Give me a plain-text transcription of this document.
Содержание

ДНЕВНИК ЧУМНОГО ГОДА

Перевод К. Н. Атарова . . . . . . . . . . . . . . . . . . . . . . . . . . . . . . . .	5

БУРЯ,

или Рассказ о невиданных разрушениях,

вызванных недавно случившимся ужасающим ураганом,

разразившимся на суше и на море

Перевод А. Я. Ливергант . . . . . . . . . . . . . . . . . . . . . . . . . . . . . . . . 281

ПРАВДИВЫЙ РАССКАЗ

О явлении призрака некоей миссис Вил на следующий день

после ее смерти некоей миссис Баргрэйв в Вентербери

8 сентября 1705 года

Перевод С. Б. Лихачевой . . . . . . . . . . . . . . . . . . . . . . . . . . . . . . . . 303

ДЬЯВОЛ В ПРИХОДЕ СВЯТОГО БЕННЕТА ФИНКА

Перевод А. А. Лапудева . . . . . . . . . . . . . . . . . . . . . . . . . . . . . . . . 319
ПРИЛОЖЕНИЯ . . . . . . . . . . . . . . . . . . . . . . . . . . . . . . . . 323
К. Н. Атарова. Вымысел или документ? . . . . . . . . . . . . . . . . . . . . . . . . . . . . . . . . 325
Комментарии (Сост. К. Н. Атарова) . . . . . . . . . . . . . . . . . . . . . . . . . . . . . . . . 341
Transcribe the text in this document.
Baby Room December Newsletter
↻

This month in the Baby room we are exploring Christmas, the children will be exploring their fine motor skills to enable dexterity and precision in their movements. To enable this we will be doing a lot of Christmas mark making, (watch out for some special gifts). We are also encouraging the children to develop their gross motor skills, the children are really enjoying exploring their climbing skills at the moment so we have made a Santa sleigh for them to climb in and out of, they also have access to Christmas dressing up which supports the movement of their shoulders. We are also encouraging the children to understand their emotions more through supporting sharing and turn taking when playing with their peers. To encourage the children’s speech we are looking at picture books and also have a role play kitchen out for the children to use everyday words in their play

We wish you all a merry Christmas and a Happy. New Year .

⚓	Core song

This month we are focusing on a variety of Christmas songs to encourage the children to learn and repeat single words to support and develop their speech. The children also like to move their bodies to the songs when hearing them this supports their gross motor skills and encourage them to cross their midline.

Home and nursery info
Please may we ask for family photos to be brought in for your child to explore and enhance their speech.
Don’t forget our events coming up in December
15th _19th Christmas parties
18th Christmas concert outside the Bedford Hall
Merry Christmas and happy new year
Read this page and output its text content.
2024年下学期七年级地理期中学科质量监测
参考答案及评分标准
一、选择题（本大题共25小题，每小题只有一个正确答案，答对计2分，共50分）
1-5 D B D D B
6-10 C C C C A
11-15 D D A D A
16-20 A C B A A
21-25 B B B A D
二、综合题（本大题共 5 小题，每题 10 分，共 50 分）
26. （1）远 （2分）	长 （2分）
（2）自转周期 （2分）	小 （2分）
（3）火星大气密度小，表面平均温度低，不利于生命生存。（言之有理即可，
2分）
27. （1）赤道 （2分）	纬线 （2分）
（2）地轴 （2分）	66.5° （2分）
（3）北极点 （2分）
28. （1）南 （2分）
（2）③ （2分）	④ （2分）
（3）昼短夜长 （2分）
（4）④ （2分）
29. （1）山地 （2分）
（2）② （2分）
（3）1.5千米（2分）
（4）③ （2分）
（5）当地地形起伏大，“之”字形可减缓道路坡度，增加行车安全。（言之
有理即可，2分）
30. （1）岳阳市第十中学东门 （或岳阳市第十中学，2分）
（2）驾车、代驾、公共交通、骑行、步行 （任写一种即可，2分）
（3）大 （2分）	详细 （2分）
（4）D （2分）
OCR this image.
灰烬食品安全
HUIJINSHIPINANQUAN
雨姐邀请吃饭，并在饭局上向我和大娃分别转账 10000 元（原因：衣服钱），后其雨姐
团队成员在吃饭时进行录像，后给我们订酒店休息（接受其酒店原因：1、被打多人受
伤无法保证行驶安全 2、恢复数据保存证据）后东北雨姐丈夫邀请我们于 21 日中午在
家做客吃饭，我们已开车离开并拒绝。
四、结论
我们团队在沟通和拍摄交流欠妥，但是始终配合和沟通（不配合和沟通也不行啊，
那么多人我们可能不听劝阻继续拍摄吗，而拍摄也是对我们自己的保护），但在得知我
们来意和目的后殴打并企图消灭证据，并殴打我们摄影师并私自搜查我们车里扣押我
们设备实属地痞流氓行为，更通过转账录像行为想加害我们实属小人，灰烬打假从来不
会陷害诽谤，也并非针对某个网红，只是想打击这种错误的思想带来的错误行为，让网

● Exercise details: All of the lines above need to be given again exactly.

● The completed task:
Give me a plain-text transcription of this document.
Содержание

ДНЕВНИК ЧУМНОГО ГОДА

Перевод К. Н. Атарова . . . . . . . . . . . . . . . . . . . . . . . . . . . . . . . .	5

БУРЯ,

или Рассказ о невиданных разрушениях,

вызванных недавно случившимся ужасающим ураганом,

разразившимся на суше и на море

Перевод А. Я. Ливергант . . . . . . . . . . . . . . . . . . . . . . . . . . . . . . . . 281

ПРАВДИВЫЙ РАССКАЗ

О явлении призрака некоей миссис Вил на следующий день

после ее смерти некоей миссис Баргрэйв в Вентербери

8 сентября 1705 года

Перевод С. Б. Лихачевой . . . . . . . . . . . . . . . . . . . . . . . . . . . . . . . . 303

ДЬЯВОЛ В ПРИХОДЕ СВЯТОГО БЕННЕТА ФИНКА

Перевод А. А. Лапудева . . . . . . . . . . . . . . . . . . . . . . . . . . . . . . . . 319
ПРИЛОЖЕНИЯ . . . . . . . . . . . . . . . . . . . . . . . . . . . . . . . . 323
К. Н. Атарова. Вымысел или документ? . . . . . . . . . . . . . . . . . . . . . . . . . . . . . . . . 325
Комментарии (Сост. К. Н. Атарова) . . . . . . . . . . . . . . . . . . . . . . . . . . . . . . . . 341
Transcribe the text in this document.
Baby Room December Newsletter
↻

This month in the Baby room we are exploring Christmas, the children will be exploring their fine motor skills to enable dexterity and precision in their movements. To enable this we will be doing a lot of Christmas mark making, (watch out for some special gifts). We are also encouraging the children to develop their gross motor skills, the children are really enjoying exploring their climbing skills at the moment so we have made a Santa sleigh for them to climb in and out of, they also have access to Christmas dressing up which supports the movement of their shoulders. We are also encouraging the children to understand their emotions more through supporting sharing and turn taking when playing with their peers. To encourage the children’s speech we are looking at picture books and also have a role play kitchen out for the children to use everyday words in their play

We wish you all a merry Christmas and a Happy. New Year .

⚓	Core song

This month we are focusing on a variety of Christmas songs to encourage the children to learn and repeat single words to support and develop their speech. The children also like to move their bodies to the songs when hearing them this supports their gross motor skills and encourage them to cross their midline.

Home and nursery info
Please may we ask for family photos to be brought in for your child to explore and enhance their speech.
Don’t forget our events coming up in December
15th _19th Christmas parties
18th Christmas concert outside the Bedford Hall
Merry Christmas and happy new year
Read this page and output its text content.
2024年下学期七年级地理期中学科质量监测
参考答案及评分标准
一、选择题（本大题共25小题，每小题只有一个正确答案，答对计2分，共50分）
1-5 D B D D B
6-10 C C C C A
11-15 D D A D A
16-20 A C B A A
21-25 B B B A D
二、综合题（本大题共 5 小题，每题 10 分，共 50 分）
26. （1）远 （2分）	长 （2分）
（2）自转周期 （2分）	小 （2分）
（3）火星大气密度小，表面平均温度低，不利于生命生存。（言之有理即可，
2分）
27. （1）赤道 （2分）	纬线 （2分）
（2）地轴 （2分）	66.5° （2分）
（3）北极点 （2分）
28. （1）南 （2分）
（2）③ （2分）	④ （2分）
（3）昼短夜长 （2分）
（4）④ （2分）
29. （1）山地 （2分）
（2）② （2分）
（3）1.5千米（2分）
（4）③ （2分）
（5）当地地形起伏大，“之”字形可减缓道路坡度，增加行车安全。（言之
有理即可，2分）
30. （1）岳阳市第十中学东门 （或岳阳市第十中学，2分）
（2）驾车、代驾、公共交通、骑行、步行 （任写一种即可，2分）
（3）大 （2分）	详细 （2分）
（4）D （2分）
OCR this image.
灰烬食品安全
HUIJINSHIPINANQUAN
雨姐邀请吃饭，并在饭局上向我和大娃分别转账 10000 元（原因：衣服钱），后其雨姐
团队成员在吃饭时进行录像，后给我们订酒店休息（接受其酒店原因：1、被打多人受
伤无法保证行驶安全 2、恢复数据保存证据）后东北雨姐丈夫邀请我们于 21 日中午在
家做客吃饭，我们已开车离开并拒绝。
四、结论
我们团队在沟通和拍摄交流欠妥，但是始终配合和沟通（不配合和沟通也不行啊，
那么多人我们可能不听劝阻继续拍摄吗，而拍摄也是对我们自己的保护），但在得知我
们来意和目的后殴打并企图消灭证据，并殴打我们摄影师并私自搜查我们车里扣押我
们设备实属地痞流氓行为，更通过转账录像行为想加害我们实属小人，灰烬打假从来不
会陷害诽谤，也并非针对某个网红，只是想打击这种错误的思想带来的错误行为，让网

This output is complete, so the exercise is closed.